EXERCISE DESCRIPTION —
Write out the records that appear below, verbatim and complete, but without pictures.

————

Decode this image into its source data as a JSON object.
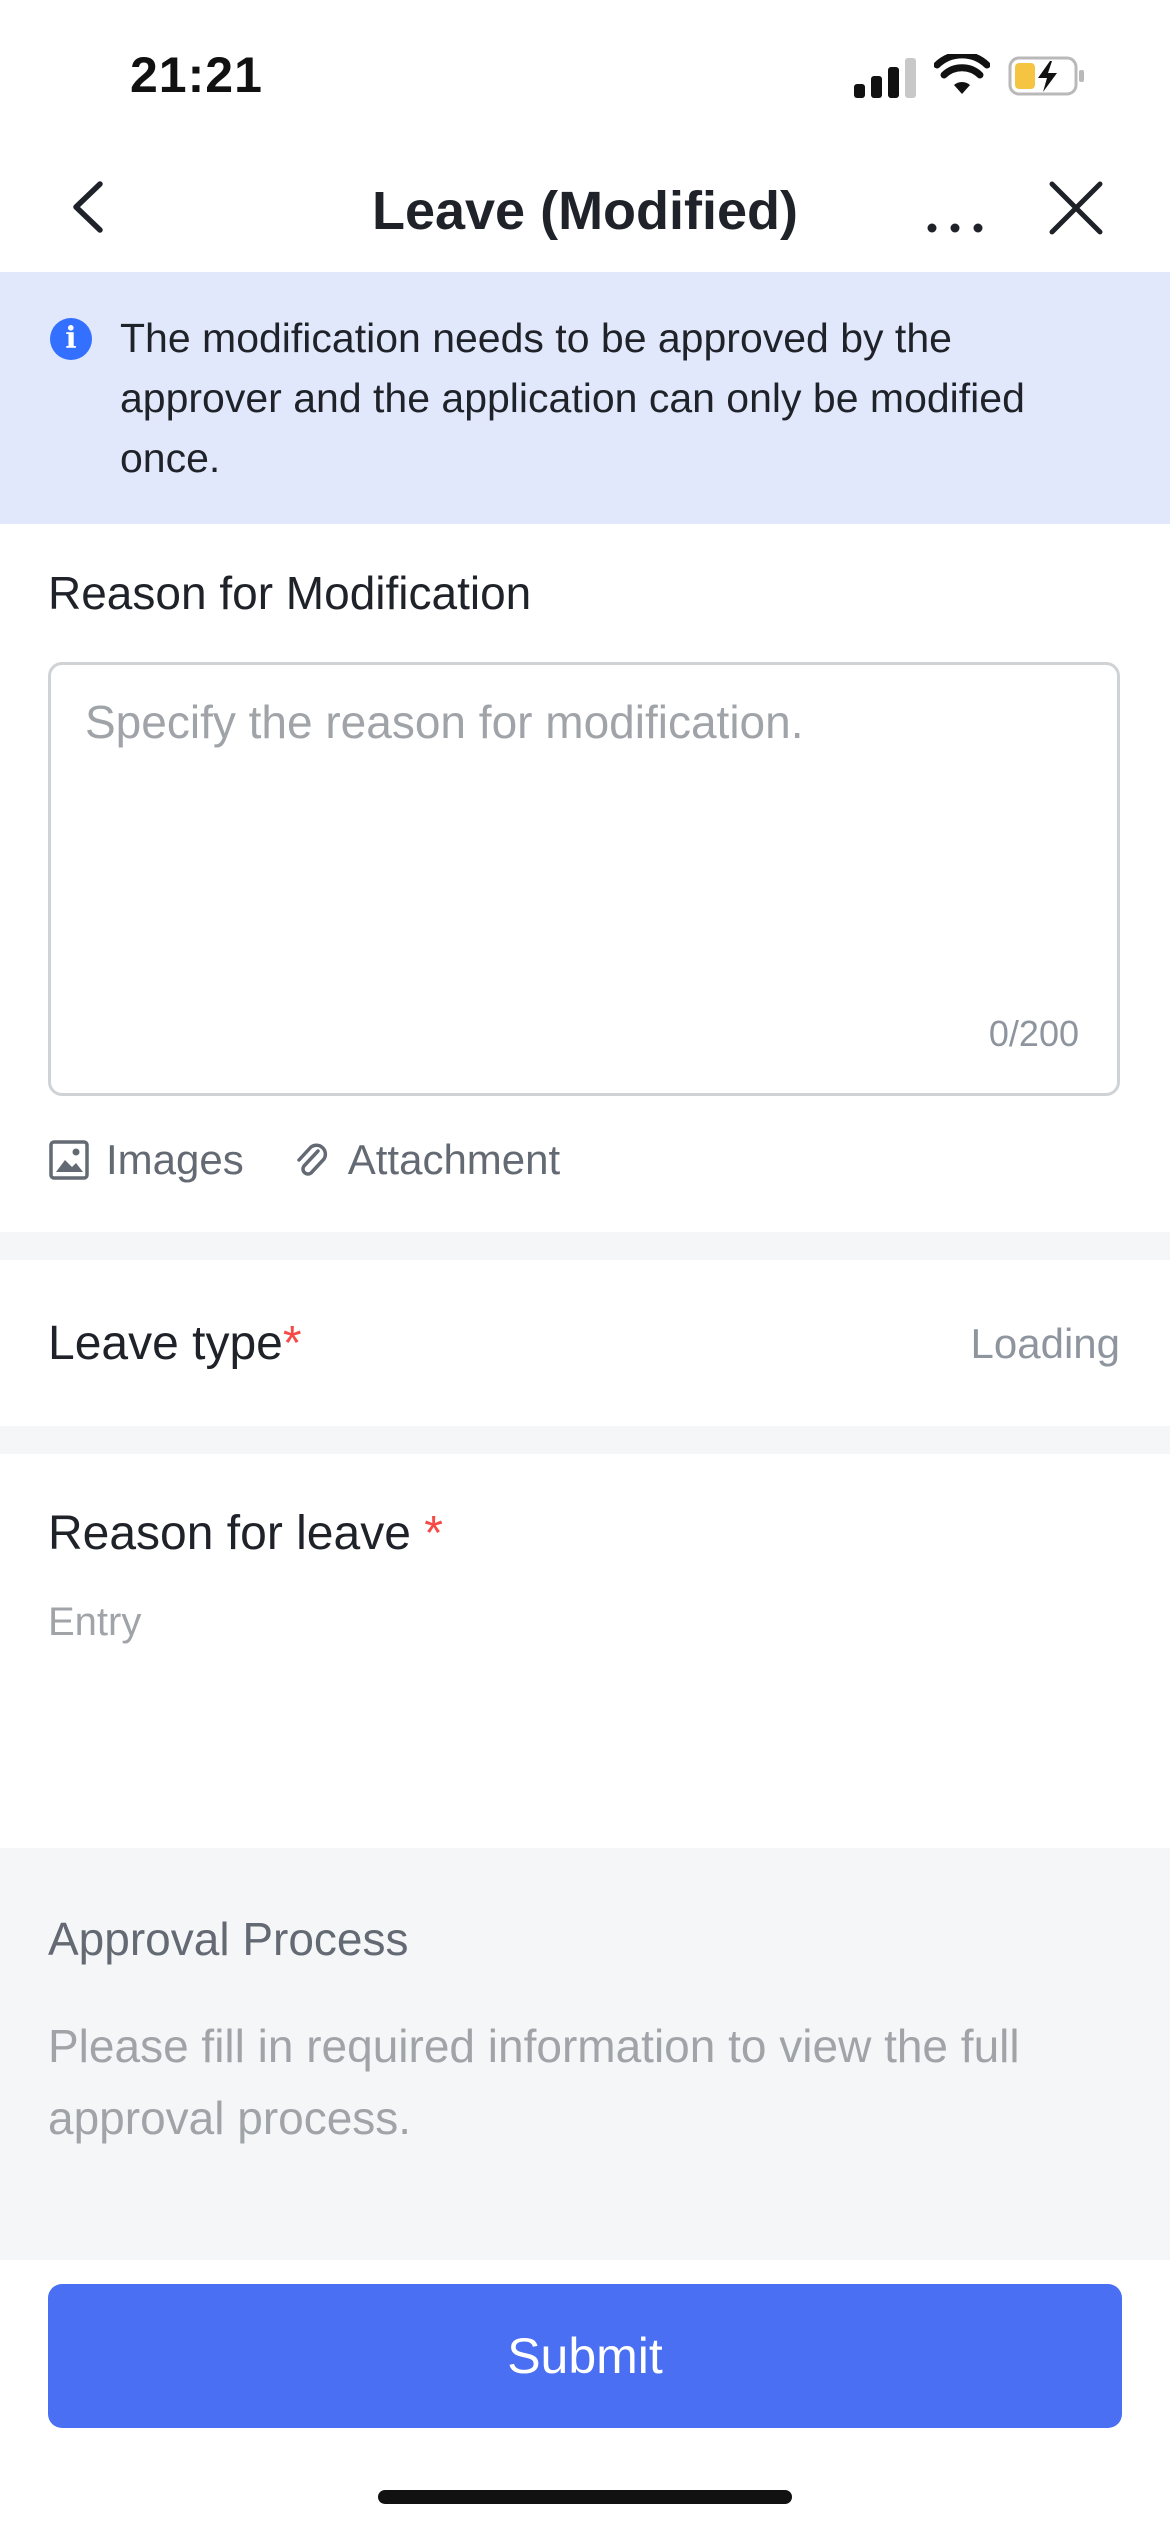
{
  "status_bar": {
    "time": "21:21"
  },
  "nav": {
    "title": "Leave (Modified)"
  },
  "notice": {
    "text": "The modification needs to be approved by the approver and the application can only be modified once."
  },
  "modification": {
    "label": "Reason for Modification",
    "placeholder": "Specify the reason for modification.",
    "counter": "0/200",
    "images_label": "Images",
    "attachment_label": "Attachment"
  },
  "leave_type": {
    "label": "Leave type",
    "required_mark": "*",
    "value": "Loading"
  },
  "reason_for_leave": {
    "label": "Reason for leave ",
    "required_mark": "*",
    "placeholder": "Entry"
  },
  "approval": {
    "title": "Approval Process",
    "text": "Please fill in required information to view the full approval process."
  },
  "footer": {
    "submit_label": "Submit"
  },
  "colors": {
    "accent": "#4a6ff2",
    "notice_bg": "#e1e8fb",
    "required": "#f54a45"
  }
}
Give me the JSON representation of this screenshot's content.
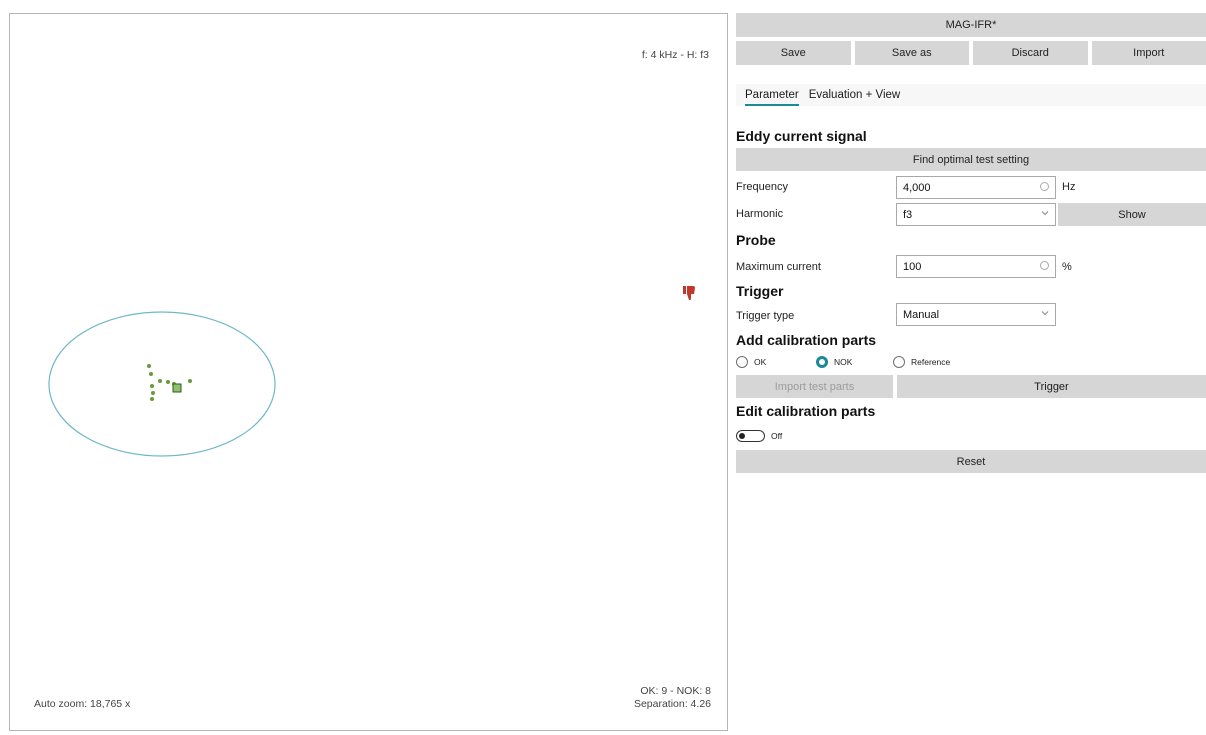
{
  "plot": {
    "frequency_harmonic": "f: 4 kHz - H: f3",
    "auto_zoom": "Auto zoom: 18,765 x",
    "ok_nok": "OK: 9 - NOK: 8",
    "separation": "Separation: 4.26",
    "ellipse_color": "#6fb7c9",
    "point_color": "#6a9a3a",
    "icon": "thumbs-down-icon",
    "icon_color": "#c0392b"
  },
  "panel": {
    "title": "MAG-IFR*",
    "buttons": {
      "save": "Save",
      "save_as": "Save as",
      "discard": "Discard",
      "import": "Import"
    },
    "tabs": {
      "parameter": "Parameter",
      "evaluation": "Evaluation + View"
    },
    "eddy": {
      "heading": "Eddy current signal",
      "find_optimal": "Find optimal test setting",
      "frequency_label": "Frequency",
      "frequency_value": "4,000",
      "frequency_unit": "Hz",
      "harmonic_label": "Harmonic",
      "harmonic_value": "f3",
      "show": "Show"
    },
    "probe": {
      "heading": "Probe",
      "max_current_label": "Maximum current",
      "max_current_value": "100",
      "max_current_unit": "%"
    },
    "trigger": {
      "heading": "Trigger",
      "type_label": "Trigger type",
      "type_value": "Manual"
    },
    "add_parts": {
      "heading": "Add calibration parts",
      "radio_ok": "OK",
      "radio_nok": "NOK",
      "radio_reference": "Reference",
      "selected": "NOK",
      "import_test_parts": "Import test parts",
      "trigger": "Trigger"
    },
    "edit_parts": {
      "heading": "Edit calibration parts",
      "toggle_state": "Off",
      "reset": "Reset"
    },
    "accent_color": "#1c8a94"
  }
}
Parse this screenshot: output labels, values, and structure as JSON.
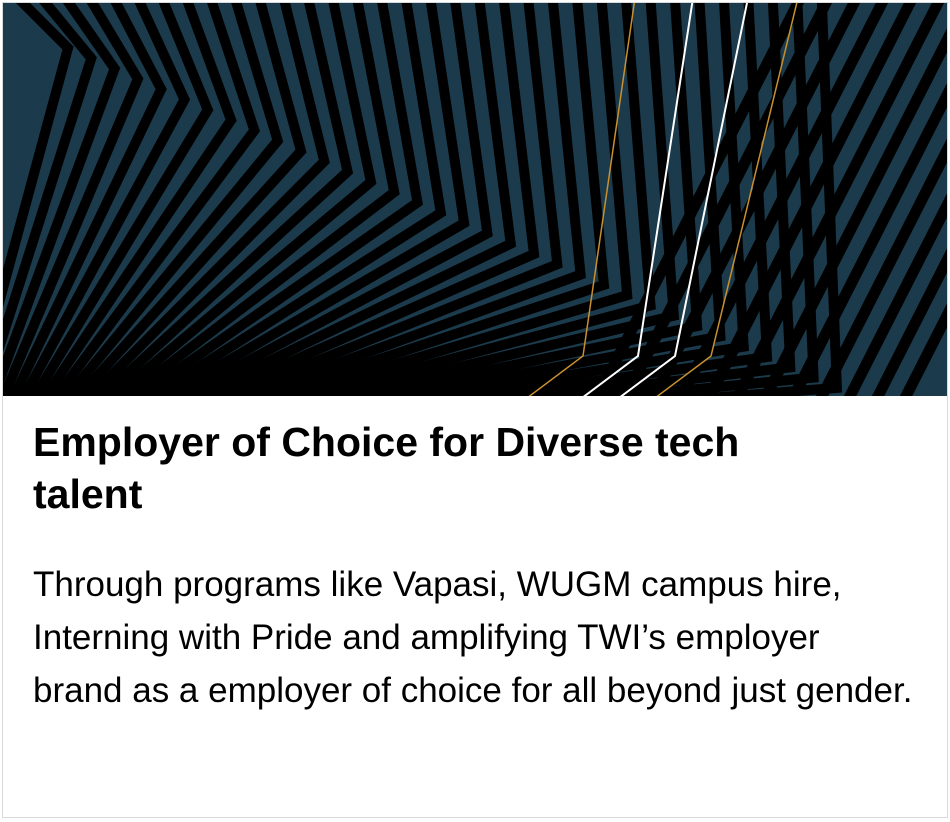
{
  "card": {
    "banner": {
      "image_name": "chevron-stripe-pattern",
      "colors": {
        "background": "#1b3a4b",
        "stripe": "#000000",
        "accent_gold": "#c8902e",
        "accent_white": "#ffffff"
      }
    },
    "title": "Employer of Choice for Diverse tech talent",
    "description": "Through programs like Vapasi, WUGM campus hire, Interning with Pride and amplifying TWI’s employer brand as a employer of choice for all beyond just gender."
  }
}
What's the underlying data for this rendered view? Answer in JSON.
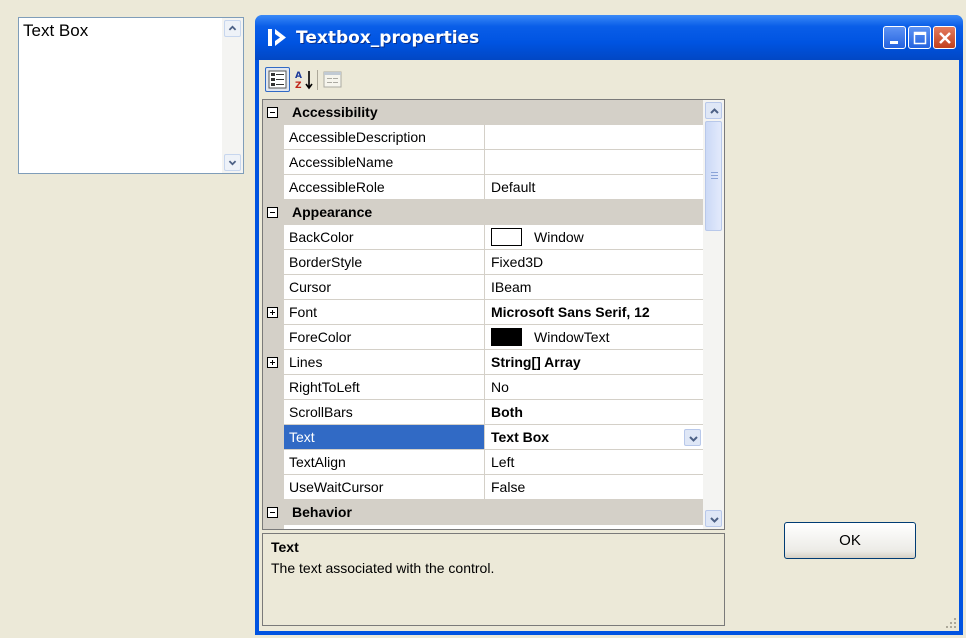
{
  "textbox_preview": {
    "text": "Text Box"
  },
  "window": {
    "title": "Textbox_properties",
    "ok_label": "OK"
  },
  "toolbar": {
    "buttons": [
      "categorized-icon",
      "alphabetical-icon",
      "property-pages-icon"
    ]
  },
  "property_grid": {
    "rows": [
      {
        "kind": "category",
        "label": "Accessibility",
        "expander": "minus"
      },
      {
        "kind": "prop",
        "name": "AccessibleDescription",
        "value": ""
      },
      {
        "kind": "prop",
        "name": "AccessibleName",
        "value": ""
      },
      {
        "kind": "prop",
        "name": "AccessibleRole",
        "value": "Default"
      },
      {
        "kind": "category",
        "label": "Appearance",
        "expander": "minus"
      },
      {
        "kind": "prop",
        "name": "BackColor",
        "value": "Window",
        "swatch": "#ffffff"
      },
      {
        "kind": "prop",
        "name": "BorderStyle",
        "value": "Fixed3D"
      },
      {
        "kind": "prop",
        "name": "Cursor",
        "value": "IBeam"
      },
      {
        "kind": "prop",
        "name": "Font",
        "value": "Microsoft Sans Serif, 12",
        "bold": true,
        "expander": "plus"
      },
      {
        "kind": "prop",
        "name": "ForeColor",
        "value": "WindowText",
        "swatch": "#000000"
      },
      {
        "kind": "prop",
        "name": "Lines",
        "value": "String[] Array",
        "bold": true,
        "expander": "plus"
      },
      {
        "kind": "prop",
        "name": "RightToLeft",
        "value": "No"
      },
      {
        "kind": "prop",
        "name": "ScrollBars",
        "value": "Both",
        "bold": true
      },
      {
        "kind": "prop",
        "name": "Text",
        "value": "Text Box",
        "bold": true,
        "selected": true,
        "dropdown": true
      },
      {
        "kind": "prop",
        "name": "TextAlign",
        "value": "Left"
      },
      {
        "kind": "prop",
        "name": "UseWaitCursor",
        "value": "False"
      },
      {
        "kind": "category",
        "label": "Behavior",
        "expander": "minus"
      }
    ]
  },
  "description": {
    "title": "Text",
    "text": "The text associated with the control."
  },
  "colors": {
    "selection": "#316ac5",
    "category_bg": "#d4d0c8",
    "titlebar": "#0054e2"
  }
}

————

THE REPLY —
Decode this image into its source data as a JSON object.
{
  "status_bar": {
    "time": "21:21"
  },
  "nav": {
    "title": "Leave (Modified)"
  },
  "notice": {
    "text": "The modification needs to be approved by the approver and the application can only be modified once."
  },
  "modification": {
    "label": "Reason for Modification",
    "placeholder": "Specify the reason for modification.",
    "counter": "0/200",
    "images_label": "Images",
    "attachment_label": "Attachment"
  },
  "leave_type": {
    "label": "Leave type",
    "required_mark": "*",
    "value": "Loading"
  },
  "reason_for_leave": {
    "label": "Reason for leave ",
    "required_mark": "*",
    "placeholder": "Entry"
  },
  "approval": {
    "title": "Approval Process",
    "text": "Please fill in required information to view the full approval process."
  },
  "footer": {
    "submit_label": "Submit"
  },
  "colors": {
    "accent": "#4a6ff2",
    "notice_bg": "#e1e8fb",
    "required": "#f54a45"
  }
}
Give me the JSON representation of this screenshot's content.
{
  "plot": {
    "frequency_harmonic": "f: 4 kHz - H: f3",
    "auto_zoom": "Auto zoom: 18,765 x",
    "ok_nok": "OK: 9 - NOK: 8",
    "separation": "Separation: 4.26",
    "ellipse_color": "#6fb7c9",
    "point_color": "#6a9a3a",
    "icon": "thumbs-down-icon",
    "icon_color": "#c0392b"
  },
  "panel": {
    "title": "MAG-IFR*",
    "buttons": {
      "save": "Save",
      "save_as": "Save as",
      "discard": "Discard",
      "import": "Import"
    },
    "tabs": {
      "parameter": "Parameter",
      "evaluation": "Evaluation + View"
    },
    "eddy": {
      "heading": "Eddy current signal",
      "find_optimal": "Find optimal test setting",
      "frequency_label": "Frequency",
      "frequency_value": "4,000",
      "frequency_unit": "Hz",
      "harmonic_label": "Harmonic",
      "harmonic_value": "f3",
      "show": "Show"
    },
    "probe": {
      "heading": "Probe",
      "max_current_label": "Maximum current",
      "max_current_value": "100",
      "max_current_unit": "%"
    },
    "trigger": {
      "heading": "Trigger",
      "type_label": "Trigger type",
      "type_value": "Manual"
    },
    "add_parts": {
      "heading": "Add calibration parts",
      "radio_ok": "OK",
      "radio_nok": "NOK",
      "radio_reference": "Reference",
      "selected": "NOK",
      "import_test_parts": "Import test parts",
      "trigger": "Trigger"
    },
    "edit_parts": {
      "heading": "Edit calibration parts",
      "toggle_state": "Off",
      "reset": "Reset"
    },
    "accent_color": "#1c8a94"
  }
}
Parse this screenshot: output labels, values, and structure as JSON.
{
  "card": {
    "banner": {
      "image_name": "chevron-stripe-pattern",
      "colors": {
        "background": "#1b3a4b",
        "stripe": "#000000",
        "accent_gold": "#c8902e",
        "accent_white": "#ffffff"
      }
    },
    "title": "Employer of Choice for Diverse tech talent",
    "description": "Through programs like Vapasi, WUGM campus hire, Interning with Pride and amplifying TWI’s employer brand as a employer of choice for all beyond just gender."
  }
}
What's the underlying data for this rendered view? Answer in JSON.
{
  "textbox_preview": {
    "text": "Text Box"
  },
  "window": {
    "title": "Textbox_properties",
    "ok_label": "OK"
  },
  "toolbar": {
    "buttons": [
      "categorized-icon",
      "alphabetical-icon",
      "property-pages-icon"
    ]
  },
  "property_grid": {
    "rows": [
      {
        "kind": "category",
        "label": "Accessibility",
        "expander": "minus"
      },
      {
        "kind": "prop",
        "name": "AccessibleDescription",
        "value": ""
      },
      {
        "kind": "prop",
        "name": "AccessibleName",
        "value": ""
      },
      {
        "kind": "prop",
        "name": "AccessibleRole",
        "value": "Default"
      },
      {
        "kind": "category",
        "label": "Appearance",
        "expander": "minus"
      },
      {
        "kind": "prop",
        "name": "BackColor",
        "value": "Window",
        "swatch": "#ffffff"
      },
      {
        "kind": "prop",
        "name": "BorderStyle",
        "value": "Fixed3D"
      },
      {
        "kind": "prop",
        "name": "Cursor",
        "value": "IBeam"
      },
      {
        "kind": "prop",
        "name": "Font",
        "value": "Microsoft Sans Serif, 12",
        "bold": true,
        "expander": "plus"
      },
      {
        "kind": "prop",
        "name": "ForeColor",
        "value": "WindowText",
        "swatch": "#000000"
      },
      {
        "kind": "prop",
        "name": "Lines",
        "value": "String[] Array",
        "bold": true,
        "expander": "plus"
      },
      {
        "kind": "prop",
        "name": "RightToLeft",
        "value": "No"
      },
      {
        "kind": "prop",
        "name": "ScrollBars",
        "value": "Both",
        "bold": true
      },
      {
        "kind": "prop",
        "name": "Text",
        "value": "Text Box",
        "bold": true,
        "selected": true,
        "dropdown": true
      },
      {
        "kind": "prop",
        "name": "TextAlign",
        "value": "Left"
      },
      {
        "kind": "prop",
        "name": "UseWaitCursor",
        "value": "False"
      },
      {
        "kind": "category",
        "label": "Behavior",
        "expander": "minus"
      }
    ]
  },
  "description": {
    "title": "Text",
    "text": "The text associated with the control."
  },
  "colors": {
    "selection": "#316ac5",
    "category_bg": "#d4d0c8",
    "titlebar": "#0054e2"
  }
}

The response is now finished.